GOAL OF THE EXERCISE –
Where a line contains the word "JSON", copy that line.

MATERIAL PROVIDED –

────────────────────

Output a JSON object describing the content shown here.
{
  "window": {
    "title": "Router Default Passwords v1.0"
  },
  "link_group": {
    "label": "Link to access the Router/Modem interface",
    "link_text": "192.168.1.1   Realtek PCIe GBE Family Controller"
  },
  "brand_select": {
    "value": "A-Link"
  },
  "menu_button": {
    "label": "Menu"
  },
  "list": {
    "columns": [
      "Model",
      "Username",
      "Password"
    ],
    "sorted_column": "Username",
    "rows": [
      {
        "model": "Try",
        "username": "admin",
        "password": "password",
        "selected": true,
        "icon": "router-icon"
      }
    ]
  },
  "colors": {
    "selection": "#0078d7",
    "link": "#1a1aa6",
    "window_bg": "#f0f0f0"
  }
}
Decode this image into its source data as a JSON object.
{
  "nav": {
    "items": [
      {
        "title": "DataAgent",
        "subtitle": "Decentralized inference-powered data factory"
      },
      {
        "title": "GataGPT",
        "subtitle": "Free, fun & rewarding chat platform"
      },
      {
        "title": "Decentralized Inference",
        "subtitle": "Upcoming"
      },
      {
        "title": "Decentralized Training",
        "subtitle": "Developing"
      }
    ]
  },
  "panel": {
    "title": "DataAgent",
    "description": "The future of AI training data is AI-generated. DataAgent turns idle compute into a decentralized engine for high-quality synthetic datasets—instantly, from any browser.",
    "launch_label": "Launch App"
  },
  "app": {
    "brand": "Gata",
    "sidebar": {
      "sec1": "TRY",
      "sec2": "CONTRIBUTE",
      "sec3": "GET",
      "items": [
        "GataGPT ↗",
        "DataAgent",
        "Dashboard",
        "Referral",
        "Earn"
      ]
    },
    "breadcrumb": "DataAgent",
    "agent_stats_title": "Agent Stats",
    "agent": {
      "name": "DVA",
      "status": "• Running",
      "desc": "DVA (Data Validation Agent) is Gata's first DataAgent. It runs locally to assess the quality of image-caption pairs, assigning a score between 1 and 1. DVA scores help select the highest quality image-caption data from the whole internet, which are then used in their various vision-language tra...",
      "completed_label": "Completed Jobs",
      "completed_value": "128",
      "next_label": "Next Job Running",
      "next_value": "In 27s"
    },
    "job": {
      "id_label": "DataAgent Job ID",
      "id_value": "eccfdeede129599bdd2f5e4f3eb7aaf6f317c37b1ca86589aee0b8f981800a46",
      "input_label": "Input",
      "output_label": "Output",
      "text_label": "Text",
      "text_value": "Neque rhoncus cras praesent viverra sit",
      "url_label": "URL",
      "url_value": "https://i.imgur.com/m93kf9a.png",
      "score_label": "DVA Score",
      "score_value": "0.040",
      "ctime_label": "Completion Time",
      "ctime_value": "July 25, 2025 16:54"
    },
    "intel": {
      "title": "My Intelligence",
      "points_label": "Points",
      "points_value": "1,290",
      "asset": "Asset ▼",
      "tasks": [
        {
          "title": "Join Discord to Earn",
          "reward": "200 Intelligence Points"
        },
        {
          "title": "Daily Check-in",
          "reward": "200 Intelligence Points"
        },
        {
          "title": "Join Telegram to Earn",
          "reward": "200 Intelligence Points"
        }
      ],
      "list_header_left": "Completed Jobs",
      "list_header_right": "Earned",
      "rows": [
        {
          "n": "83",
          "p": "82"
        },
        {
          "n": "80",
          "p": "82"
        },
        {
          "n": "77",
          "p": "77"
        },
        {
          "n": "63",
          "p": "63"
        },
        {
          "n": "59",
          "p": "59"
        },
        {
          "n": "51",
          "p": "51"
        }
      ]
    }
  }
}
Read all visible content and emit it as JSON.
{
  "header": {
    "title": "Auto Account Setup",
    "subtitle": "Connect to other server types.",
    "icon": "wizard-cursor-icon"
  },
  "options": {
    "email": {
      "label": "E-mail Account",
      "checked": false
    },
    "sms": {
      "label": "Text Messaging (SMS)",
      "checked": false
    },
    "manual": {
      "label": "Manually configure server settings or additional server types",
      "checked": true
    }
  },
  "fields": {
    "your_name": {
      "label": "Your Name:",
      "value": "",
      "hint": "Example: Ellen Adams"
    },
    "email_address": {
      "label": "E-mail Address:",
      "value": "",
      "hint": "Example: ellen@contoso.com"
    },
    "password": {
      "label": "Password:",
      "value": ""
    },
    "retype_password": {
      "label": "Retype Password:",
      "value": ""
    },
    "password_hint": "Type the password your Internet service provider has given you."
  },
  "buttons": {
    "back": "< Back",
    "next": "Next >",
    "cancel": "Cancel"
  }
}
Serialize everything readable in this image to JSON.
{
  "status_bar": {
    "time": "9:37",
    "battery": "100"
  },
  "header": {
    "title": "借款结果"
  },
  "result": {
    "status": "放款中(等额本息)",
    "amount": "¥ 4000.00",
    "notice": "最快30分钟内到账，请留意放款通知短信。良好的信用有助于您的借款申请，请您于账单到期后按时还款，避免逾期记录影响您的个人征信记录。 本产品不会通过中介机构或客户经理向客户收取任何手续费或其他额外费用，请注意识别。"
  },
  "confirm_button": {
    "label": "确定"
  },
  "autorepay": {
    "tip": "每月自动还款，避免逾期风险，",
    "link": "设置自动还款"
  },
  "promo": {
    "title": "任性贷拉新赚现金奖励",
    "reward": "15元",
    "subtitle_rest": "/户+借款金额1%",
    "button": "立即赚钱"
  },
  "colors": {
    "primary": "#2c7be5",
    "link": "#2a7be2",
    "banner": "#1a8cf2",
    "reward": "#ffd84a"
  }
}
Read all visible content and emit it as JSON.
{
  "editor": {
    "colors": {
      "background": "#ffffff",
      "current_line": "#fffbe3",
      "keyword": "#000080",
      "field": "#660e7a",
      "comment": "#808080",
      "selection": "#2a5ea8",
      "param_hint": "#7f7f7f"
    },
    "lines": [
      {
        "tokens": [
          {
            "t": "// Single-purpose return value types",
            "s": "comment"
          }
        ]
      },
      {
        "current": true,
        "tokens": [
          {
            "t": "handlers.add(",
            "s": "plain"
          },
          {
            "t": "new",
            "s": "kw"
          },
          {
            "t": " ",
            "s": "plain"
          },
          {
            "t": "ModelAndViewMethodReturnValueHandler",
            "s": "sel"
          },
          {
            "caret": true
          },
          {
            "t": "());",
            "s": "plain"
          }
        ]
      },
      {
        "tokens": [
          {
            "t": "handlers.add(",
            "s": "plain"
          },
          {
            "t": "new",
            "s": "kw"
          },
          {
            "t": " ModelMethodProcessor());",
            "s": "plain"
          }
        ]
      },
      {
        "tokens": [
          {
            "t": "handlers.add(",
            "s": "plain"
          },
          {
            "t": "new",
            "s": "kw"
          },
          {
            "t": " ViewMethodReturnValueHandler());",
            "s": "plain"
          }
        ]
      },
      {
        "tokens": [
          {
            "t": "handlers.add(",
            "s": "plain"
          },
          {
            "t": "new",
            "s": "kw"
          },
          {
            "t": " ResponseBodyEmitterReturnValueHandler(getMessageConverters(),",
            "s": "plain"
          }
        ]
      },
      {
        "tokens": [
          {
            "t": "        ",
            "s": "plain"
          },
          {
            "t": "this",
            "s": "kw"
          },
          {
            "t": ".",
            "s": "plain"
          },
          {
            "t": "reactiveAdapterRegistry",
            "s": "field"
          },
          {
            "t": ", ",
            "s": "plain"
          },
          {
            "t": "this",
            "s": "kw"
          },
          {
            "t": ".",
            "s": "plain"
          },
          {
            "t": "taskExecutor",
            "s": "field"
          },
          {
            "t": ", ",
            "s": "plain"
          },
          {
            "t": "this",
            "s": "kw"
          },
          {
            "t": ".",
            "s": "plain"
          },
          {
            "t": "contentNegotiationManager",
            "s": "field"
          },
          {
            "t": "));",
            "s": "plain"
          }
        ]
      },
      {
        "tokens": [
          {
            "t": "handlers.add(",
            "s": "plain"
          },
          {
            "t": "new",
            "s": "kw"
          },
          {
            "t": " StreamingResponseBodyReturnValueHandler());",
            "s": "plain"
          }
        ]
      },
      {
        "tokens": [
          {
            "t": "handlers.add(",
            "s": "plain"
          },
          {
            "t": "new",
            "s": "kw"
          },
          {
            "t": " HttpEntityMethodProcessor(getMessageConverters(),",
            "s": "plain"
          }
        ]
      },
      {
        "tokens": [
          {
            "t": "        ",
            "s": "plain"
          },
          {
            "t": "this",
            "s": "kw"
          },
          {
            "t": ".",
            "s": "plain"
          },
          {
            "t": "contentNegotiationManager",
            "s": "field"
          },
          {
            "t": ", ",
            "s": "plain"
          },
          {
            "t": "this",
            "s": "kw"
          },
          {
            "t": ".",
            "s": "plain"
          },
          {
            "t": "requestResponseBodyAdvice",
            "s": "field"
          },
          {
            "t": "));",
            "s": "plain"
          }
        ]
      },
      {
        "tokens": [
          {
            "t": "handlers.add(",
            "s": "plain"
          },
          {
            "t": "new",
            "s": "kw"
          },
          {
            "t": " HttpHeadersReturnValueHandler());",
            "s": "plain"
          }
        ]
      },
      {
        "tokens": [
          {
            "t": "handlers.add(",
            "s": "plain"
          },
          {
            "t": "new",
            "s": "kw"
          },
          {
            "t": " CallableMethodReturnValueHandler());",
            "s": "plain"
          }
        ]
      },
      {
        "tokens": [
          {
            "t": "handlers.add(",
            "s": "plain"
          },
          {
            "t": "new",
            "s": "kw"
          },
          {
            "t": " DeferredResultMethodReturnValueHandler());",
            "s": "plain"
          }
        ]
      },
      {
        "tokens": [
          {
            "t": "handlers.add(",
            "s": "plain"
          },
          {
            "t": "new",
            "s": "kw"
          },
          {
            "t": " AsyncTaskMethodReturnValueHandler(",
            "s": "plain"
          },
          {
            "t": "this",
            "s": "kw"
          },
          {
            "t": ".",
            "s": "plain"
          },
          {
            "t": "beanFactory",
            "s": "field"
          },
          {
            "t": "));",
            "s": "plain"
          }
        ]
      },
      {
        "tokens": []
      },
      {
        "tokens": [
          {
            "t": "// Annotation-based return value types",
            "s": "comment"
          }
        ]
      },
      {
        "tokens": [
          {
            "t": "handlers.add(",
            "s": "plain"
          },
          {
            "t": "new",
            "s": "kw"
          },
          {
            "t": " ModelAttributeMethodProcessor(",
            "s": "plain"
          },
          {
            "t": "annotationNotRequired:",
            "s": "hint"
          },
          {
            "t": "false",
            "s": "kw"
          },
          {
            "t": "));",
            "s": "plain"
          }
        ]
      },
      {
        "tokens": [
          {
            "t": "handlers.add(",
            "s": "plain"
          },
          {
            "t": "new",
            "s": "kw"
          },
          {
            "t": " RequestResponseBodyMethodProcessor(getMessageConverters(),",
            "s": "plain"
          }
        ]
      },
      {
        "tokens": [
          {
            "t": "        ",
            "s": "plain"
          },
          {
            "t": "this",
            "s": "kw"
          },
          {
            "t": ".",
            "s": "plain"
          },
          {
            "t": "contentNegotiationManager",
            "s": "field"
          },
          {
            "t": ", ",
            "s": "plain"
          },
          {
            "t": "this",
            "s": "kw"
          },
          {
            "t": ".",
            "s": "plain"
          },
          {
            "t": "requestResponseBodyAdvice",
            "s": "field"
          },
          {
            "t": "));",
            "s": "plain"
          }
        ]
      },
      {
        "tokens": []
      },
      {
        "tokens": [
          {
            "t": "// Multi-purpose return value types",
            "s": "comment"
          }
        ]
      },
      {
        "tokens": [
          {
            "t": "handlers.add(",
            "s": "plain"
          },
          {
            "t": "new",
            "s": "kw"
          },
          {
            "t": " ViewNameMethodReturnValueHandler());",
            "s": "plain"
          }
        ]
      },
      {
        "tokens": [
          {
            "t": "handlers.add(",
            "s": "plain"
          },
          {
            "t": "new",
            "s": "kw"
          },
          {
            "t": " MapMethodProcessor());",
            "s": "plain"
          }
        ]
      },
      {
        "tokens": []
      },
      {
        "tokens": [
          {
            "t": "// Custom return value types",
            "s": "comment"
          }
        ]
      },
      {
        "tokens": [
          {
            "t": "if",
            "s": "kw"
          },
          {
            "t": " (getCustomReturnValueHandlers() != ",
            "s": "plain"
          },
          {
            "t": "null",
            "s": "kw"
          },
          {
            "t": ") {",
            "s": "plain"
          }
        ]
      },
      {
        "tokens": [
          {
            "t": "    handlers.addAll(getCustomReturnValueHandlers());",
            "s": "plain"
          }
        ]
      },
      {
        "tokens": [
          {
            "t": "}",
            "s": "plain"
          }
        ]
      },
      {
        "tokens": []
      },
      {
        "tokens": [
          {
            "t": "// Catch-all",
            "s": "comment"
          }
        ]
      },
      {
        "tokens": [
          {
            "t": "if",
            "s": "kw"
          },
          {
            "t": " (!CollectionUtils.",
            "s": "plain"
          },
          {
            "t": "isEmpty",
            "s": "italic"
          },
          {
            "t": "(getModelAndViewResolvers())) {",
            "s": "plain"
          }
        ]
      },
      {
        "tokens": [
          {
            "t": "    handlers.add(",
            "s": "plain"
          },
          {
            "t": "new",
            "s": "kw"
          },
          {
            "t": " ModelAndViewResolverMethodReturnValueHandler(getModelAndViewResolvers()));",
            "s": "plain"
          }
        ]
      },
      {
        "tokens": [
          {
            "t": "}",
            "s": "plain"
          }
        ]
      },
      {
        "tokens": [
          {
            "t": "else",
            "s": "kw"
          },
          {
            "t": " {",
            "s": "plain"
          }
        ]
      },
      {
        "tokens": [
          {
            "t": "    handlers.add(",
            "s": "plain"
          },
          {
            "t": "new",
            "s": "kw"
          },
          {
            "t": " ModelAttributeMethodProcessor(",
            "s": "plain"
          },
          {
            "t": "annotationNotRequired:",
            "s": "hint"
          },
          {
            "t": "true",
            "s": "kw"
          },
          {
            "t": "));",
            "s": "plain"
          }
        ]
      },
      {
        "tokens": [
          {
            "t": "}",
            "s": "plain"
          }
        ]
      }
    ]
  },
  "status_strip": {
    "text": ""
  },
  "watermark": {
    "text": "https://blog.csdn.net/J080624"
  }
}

────────────────────

TASK ANSWER –
Output a JSON object describing the content shown here.
Decode this image into its source data as a JSON object.
Read all visible content and emit it as JSON.
Serialize everything readable in this image to JSON.
Read all visible content and emit it as JSON.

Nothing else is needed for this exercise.